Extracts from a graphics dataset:

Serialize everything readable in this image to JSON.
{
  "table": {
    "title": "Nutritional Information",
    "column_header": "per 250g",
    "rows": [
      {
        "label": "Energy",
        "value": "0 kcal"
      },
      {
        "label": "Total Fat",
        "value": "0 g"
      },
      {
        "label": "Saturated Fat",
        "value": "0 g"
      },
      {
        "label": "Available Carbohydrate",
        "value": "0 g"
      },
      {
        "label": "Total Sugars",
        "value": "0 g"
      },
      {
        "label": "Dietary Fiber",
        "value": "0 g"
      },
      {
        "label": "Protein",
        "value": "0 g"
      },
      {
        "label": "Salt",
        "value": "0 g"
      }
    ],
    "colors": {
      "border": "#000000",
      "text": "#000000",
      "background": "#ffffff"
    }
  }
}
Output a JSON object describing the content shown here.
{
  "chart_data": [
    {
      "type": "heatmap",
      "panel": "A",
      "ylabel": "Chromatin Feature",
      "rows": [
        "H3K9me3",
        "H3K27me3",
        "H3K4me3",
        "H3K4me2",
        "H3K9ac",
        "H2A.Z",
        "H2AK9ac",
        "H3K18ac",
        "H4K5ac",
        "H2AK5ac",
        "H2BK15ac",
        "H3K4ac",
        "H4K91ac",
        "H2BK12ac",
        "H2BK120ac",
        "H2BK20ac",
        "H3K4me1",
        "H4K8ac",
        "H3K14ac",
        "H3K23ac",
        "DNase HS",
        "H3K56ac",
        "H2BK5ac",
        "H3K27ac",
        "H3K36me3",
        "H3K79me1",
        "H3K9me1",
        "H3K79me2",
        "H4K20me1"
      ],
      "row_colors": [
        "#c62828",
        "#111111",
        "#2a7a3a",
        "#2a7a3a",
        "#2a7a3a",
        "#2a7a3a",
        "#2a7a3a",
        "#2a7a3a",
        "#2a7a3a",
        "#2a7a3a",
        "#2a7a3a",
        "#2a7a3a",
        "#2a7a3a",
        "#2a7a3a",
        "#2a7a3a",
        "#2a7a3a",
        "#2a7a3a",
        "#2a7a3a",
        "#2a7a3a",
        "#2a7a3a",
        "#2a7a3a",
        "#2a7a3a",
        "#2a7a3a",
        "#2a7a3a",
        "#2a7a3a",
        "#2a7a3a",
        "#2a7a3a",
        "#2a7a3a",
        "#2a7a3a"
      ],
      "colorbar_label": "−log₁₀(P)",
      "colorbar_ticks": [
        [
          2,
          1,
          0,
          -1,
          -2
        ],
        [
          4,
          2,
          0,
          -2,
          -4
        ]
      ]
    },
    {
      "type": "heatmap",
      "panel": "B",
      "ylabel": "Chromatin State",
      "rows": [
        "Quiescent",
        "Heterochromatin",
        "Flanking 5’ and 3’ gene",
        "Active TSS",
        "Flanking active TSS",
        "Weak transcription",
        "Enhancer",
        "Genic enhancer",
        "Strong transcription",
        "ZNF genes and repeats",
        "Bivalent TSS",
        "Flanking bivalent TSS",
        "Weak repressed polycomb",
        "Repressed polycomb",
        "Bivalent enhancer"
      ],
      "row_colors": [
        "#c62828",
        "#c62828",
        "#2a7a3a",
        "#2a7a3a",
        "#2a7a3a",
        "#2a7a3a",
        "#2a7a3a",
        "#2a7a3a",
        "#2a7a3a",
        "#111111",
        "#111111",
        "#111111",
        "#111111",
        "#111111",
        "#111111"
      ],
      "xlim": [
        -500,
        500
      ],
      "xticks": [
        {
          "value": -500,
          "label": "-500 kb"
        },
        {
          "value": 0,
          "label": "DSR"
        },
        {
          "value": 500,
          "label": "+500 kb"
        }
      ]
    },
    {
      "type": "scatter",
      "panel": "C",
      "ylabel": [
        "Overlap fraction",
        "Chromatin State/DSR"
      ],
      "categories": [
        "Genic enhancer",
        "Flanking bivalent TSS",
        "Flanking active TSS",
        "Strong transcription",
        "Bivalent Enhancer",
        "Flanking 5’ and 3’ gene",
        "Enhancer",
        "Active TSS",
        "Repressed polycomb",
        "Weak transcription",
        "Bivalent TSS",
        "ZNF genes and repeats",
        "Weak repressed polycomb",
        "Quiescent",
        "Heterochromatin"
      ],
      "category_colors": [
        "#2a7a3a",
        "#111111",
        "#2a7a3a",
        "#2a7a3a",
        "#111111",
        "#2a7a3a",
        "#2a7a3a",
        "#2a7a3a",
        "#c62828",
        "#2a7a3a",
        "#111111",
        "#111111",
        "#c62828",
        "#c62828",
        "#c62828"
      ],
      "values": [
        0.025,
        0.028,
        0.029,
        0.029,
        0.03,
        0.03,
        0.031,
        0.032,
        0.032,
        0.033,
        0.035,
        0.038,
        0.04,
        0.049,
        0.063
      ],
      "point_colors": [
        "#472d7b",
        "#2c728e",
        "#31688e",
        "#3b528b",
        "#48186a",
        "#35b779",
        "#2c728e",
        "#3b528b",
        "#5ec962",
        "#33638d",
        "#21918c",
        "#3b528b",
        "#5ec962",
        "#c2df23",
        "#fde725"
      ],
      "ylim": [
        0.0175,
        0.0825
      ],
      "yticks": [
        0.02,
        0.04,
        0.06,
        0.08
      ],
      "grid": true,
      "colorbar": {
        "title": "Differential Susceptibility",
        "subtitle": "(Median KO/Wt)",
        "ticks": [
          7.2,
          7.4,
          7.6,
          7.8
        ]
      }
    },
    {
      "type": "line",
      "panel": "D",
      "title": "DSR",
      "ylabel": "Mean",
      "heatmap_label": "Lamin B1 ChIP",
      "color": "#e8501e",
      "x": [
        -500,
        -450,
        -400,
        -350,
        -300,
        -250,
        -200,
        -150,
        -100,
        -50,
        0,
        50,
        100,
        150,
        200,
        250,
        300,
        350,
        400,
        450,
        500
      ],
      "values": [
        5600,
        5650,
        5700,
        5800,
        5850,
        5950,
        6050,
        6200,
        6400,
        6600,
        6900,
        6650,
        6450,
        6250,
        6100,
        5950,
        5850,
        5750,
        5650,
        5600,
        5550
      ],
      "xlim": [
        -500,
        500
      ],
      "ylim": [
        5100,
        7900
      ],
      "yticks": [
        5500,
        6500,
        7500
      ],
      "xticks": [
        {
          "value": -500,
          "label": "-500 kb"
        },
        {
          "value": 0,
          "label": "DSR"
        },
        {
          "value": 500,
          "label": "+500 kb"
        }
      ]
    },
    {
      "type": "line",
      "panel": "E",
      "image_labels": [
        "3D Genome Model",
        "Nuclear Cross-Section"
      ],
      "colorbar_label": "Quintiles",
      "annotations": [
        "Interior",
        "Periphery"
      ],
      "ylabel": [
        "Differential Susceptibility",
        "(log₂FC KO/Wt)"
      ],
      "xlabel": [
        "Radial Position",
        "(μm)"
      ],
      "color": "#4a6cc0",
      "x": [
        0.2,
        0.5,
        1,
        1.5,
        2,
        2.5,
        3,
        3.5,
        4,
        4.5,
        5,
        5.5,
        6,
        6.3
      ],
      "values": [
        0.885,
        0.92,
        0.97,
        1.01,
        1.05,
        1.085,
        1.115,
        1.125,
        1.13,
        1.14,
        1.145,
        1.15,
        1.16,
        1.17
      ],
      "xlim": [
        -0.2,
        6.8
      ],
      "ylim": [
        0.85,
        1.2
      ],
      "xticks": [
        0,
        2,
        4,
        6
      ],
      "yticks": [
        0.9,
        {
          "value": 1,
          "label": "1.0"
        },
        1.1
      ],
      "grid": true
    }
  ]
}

▸ **Task requirements**: Reproduce each record exactly as written above.

▸ **Your response**:
Serialize everything readable in this image to JSON.
{
  "table": {
    "title": "Nutritional Information",
    "column_header": "per 250g",
    "rows": [
      {
        "label": "Energy",
        "value": "0 kcal"
      },
      {
        "label": "Total Fat",
        "value": "0 g"
      },
      {
        "label": "Saturated Fat",
        "value": "0 g"
      },
      {
        "label": "Available Carbohydrate",
        "value": "0 g"
      },
      {
        "label": "Total Sugars",
        "value": "0 g"
      },
      {
        "label": "Dietary Fiber",
        "value": "0 g"
      },
      {
        "label": "Protein",
        "value": "0 g"
      },
      {
        "label": "Salt",
        "value": "0 g"
      }
    ],
    "colors": {
      "border": "#000000",
      "text": "#000000",
      "background": "#ffffff"
    }
  }
}
Output a JSON object describing the content shown here.
{
  "chart_data": [
    {
      "type": "heatmap",
      "panel": "A",
      "ylabel": "Chromatin Feature",
      "rows": [
        "H3K9me3",
        "H3K27me3",
        "H3K4me3",
        "H3K4me2",
        "H3K9ac",
        "H2A.Z",
        "H2AK9ac",
        "H3K18ac",
        "H4K5ac",
        "H2AK5ac",
        "H2BK15ac",
        "H3K4ac",
        "H4K91ac",
        "H2BK12ac",
        "H2BK120ac",
        "H2BK20ac",
        "H3K4me1",
        "H4K8ac",
        "H3K14ac",
        "H3K23ac",
        "DNase HS",
        "H3K56ac",
        "H2BK5ac",
        "H3K27ac",
        "H3K36me3",
        "H3K79me1",
        "H3K9me1",
        "H3K79me2",
        "H4K20me1"
      ],
      "row_colors": [
        "#c62828",
        "#111111",
        "#2a7a3a",
        "#2a7a3a",
        "#2a7a3a",
        "#2a7a3a",
        "#2a7a3a",
        "#2a7a3a",
        "#2a7a3a",
        "#2a7a3a",
        "#2a7a3a",
        "#2a7a3a",
        "#2a7a3a",
        "#2a7a3a",
        "#2a7a3a",
        "#2a7a3a",
        "#2a7a3a",
        "#2a7a3a",
        "#2a7a3a",
        "#2a7a3a",
        "#2a7a3a",
        "#2a7a3a",
        "#2a7a3a",
        "#2a7a3a",
        "#2a7a3a",
        "#2a7a3a",
        "#2a7a3a",
        "#2a7a3a",
        "#2a7a3a"
      ],
      "colorbar_label": "−log₁₀(P)",
      "colorbar_ticks": [
        [
          2,
          1,
          0,
          -1,
          -2
        ],
        [
          4,
          2,
          0,
          -2,
          -4
        ]
      ]
    },
    {
      "type": "heatmap",
      "panel": "B",
      "ylabel": "Chromatin State",
      "rows": [
        "Quiescent",
        "Heterochromatin",
        "Flanking 5’ and 3’ gene",
        "Active TSS",
        "Flanking active TSS",
        "Weak transcription",
        "Enhancer",
        "Genic enhancer",
        "Strong transcription",
        "ZNF genes and repeats",
        "Bivalent TSS",
        "Flanking bivalent TSS",
        "Weak repressed polycomb",
        "Repressed polycomb",
        "Bivalent enhancer"
      ],
      "row_colors": [
        "#c62828",
        "#c62828",
        "#2a7a3a",
        "#2a7a3a",
        "#2a7a3a",
        "#2a7a3a",
        "#2a7a3a",
        "#2a7a3a",
        "#2a7a3a",
        "#111111",
        "#111111",
        "#111111",
        "#111111",
        "#111111",
        "#111111"
      ],
      "xlim": [
        -500,
        500
      ],
      "xticks": [
        {
          "value": -500,
          "label": "-500 kb"
        },
        {
          "value": 0,
          "label": "DSR"
        },
        {
          "value": 500,
          "label": "+500 kb"
        }
      ]
    },
    {
      "type": "scatter",
      "panel": "C",
      "ylabel": [
        "Overlap fraction",
        "Chromatin State/DSR"
      ],
      "categories": [
        "Genic enhancer",
        "Flanking bivalent TSS",
        "Flanking active TSS",
        "Strong transcription",
        "Bivalent Enhancer",
        "Flanking 5’ and 3’ gene",
        "Enhancer",
        "Active TSS",
        "Repressed polycomb",
        "Weak transcription",
        "Bivalent TSS",
        "ZNF genes and repeats",
        "Weak repressed polycomb",
        "Quiescent",
        "Heterochromatin"
      ],
      "category_colors": [
        "#2a7a3a",
        "#111111",
        "#2a7a3a",
        "#2a7a3a",
        "#111111",
        "#2a7a3a",
        "#2a7a3a",
        "#2a7a3a",
        "#c62828",
        "#2a7a3a",
        "#111111",
        "#111111",
        "#c62828",
        "#c62828",
        "#c62828"
      ],
      "values": [
        0.025,
        0.028,
        0.029,
        0.029,
        0.03,
        0.03,
        0.031,
        0.032,
        0.032,
        0.033,
        0.035,
        0.038,
        0.04,
        0.049,
        0.063
      ],
      "point_colors": [
        "#472d7b",
        "#2c728e",
        "#31688e",
        "#3b528b",
        "#48186a",
        "#35b779",
        "#2c728e",
        "#3b528b",
        "#5ec962",
        "#33638d",
        "#21918c",
        "#3b528b",
        "#5ec962",
        "#c2df23",
        "#fde725"
      ],
      "ylim": [
        0.0175,
        0.0825
      ],
      "yticks": [
        0.02,
        0.04,
        0.06,
        0.08
      ],
      "grid": true,
      "colorbar": {
        "title": "Differential Susceptibility",
        "subtitle": "(Median KO/Wt)",
        "ticks": [
          7.2,
          7.4,
          7.6,
          7.8
        ]
      }
    },
    {
      "type": "line",
      "panel": "D",
      "title": "DSR",
      "ylabel": "Mean",
      "heatmap_label": "Lamin B1 ChIP",
      "color": "#e8501e",
      "x": [
        -500,
        -450,
        -400,
        -350,
        -300,
        -250,
        -200,
        -150,
        -100,
        -50,
        0,
        50,
        100,
        150,
        200,
        250,
        300,
        350,
        400,
        450,
        500
      ],
      "values": [
        5600,
        5650,
        5700,
        5800,
        5850,
        5950,
        6050,
        6200,
        6400,
        6600,
        6900,
        6650,
        6450,
        6250,
        6100,
        5950,
        5850,
        5750,
        5650,
        5600,
        5550
      ],
      "xlim": [
        -500,
        500
      ],
      "ylim": [
        5100,
        7900
      ],
      "yticks": [
        5500,
        6500,
        7500
      ],
      "xticks": [
        {
          "value": -500,
          "label": "-500 kb"
        },
        {
          "value": 0,
          "label": "DSR"
        },
        {
          "value": 500,
          "label": "+500 kb"
        }
      ]
    },
    {
      "type": "line",
      "panel": "E",
      "image_labels": [
        "3D Genome Model",
        "Nuclear Cross-Section"
      ],
      "colorbar_label": "Quintiles",
      "annotations": [
        "Interior",
        "Periphery"
      ],
      "ylabel": [
        "Differential Susceptibility",
        "(log₂FC KO/Wt)"
      ],
      "xlabel": [
        "Radial Position",
        "(μm)"
      ],
      "color": "#4a6cc0",
      "x": [
        0.2,
        0.5,
        1,
        1.5,
        2,
        2.5,
        3,
        3.5,
        4,
        4.5,
        5,
        5.5,
        6,
        6.3
      ],
      "values": [
        0.885,
        0.92,
        0.97,
        1.01,
        1.05,
        1.085,
        1.115,
        1.125,
        1.13,
        1.14,
        1.145,
        1.15,
        1.16,
        1.17
      ],
      "xlim": [
        -0.2,
        6.8
      ],
      "ylim": [
        0.85,
        1.2
      ],
      "xticks": [
        0,
        2,
        4,
        6
      ],
      "yticks": [
        0.9,
        {
          "value": 1,
          "label": "1.0"
        },
        1.1
      ],
      "grid": true
    }
  ]
}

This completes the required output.